> _Problem details_:
Compile every line that includes the word "source".

> _Material provided_:

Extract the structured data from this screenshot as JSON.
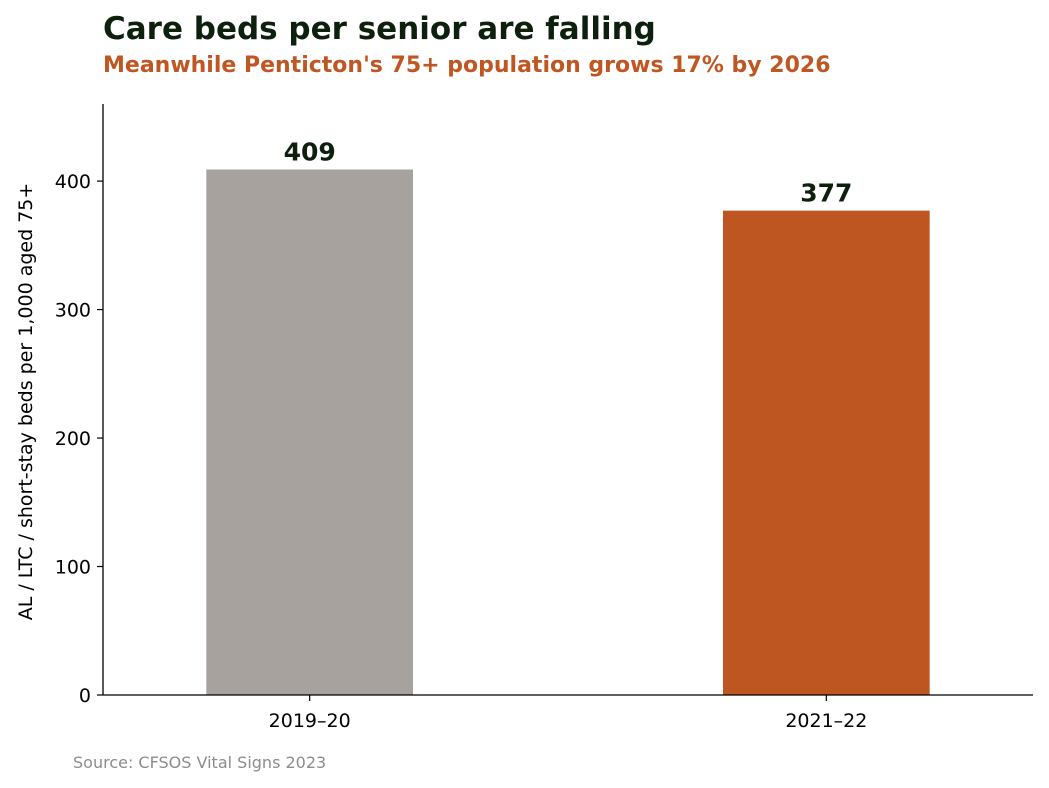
{
  "chart_data": {
    "type": "bar",
    "title": "Care beds per senior are falling",
    "subtitle": "Meanwhile Penticton's 75+ population grows 17% by 2026",
    "categories": [
      "2019–20",
      "2021–22"
    ],
    "values": [
      409,
      377
    ],
    "bar_colors": [
      "#a7a29d",
      "#be5622"
    ],
    "xlabel": "",
    "ylabel": "AL / LTC / short-stay beds per 1,000 aged 75+",
    "ylim": [
      0,
      460
    ],
    "yticks": [
      0,
      100,
      200,
      300,
      400
    ],
    "grid": false,
    "legend": "none",
    "source": "Source: CFSOS Vital Signs 2023",
    "colors": {
      "title": "#0d1f0d",
      "subtitle": "#c05621",
      "source": "#8c8c8c"
    }
  }
}
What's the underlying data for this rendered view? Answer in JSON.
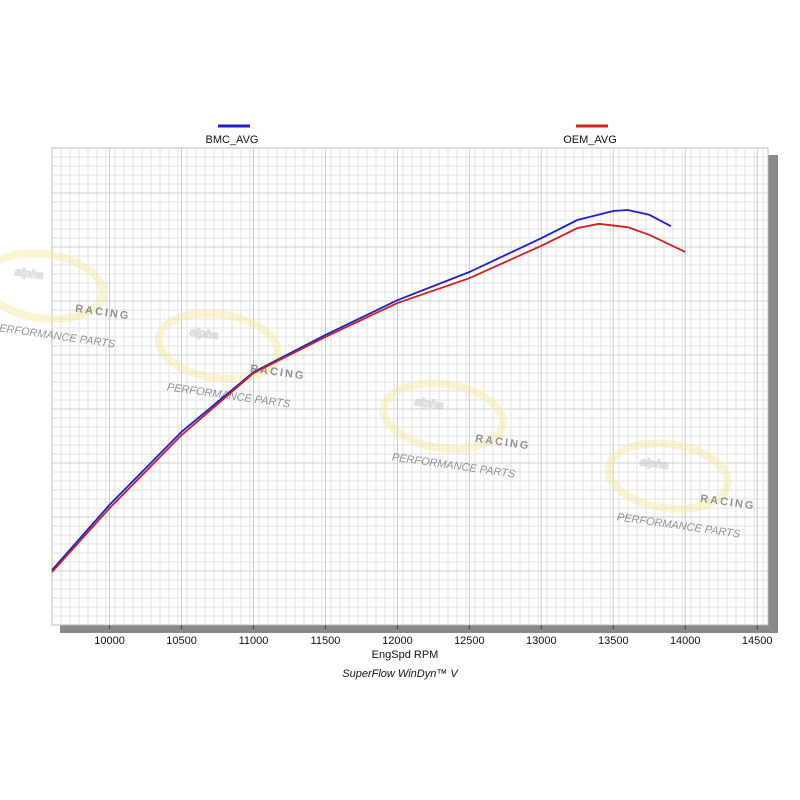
{
  "chart_data": {
    "type": "line",
    "subtitle": "SuperFlow WinDyn™ V",
    "x_label": "EngSpd RPM",
    "xlim": [
      9600,
      14575
    ],
    "xticks": [
      10000,
      10500,
      11000,
      11500,
      12000,
      12500,
      13000,
      13500,
      14000,
      14500
    ],
    "ylim": [
      0,
      100
    ],
    "grid": true,
    "watermark": {
      "brand": "alpha",
      "sub": "RACING",
      "tag": "PERFORMANCE PARTS"
    },
    "series": [
      {
        "name": "BMC_AVG",
        "color": "#1f1fc8",
        "x": [
          9600,
          10000,
          10500,
          11000,
          11500,
          12000,
          12500,
          13000,
          13250,
          13500,
          13600,
          13750,
          13900
        ],
        "values": [
          11.5,
          25.2,
          40.5,
          53.0,
          60.8,
          68.1,
          74.0,
          81.1,
          84.9,
          86.8,
          87.0,
          86.0,
          83.6
        ]
      },
      {
        "name": "OEM_AVG",
        "color": "#d02020",
        "x": [
          9600,
          10000,
          10500,
          11000,
          11500,
          12000,
          12500,
          13000,
          13250,
          13400,
          13600,
          13750,
          14000
        ],
        "values": [
          11.1,
          24.5,
          39.8,
          52.8,
          60.4,
          67.5,
          72.7,
          79.5,
          83.2,
          84.1,
          83.4,
          81.8,
          78.2
        ]
      }
    ]
  }
}
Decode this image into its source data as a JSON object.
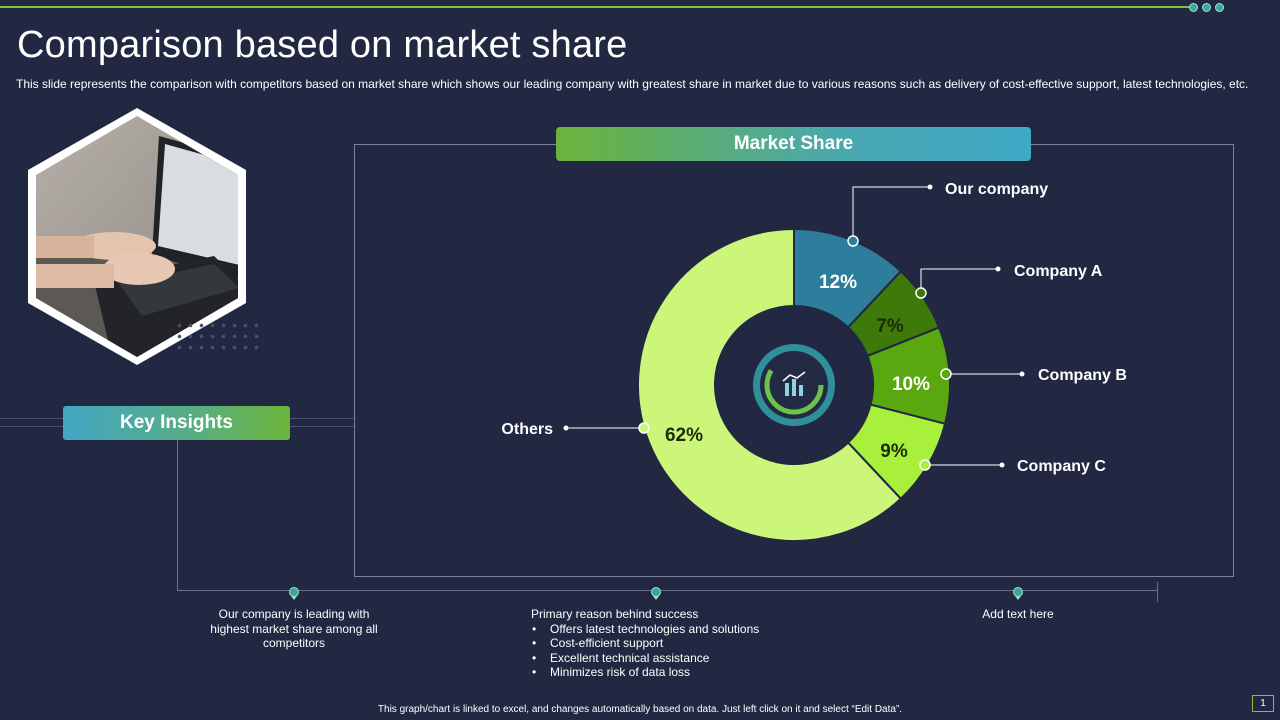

> _Final result_:
    "source": "Source: CFSOS Vital Signs 2023",
      "source": "#8c8c8c"
Decode this image into its source data as a JSON object.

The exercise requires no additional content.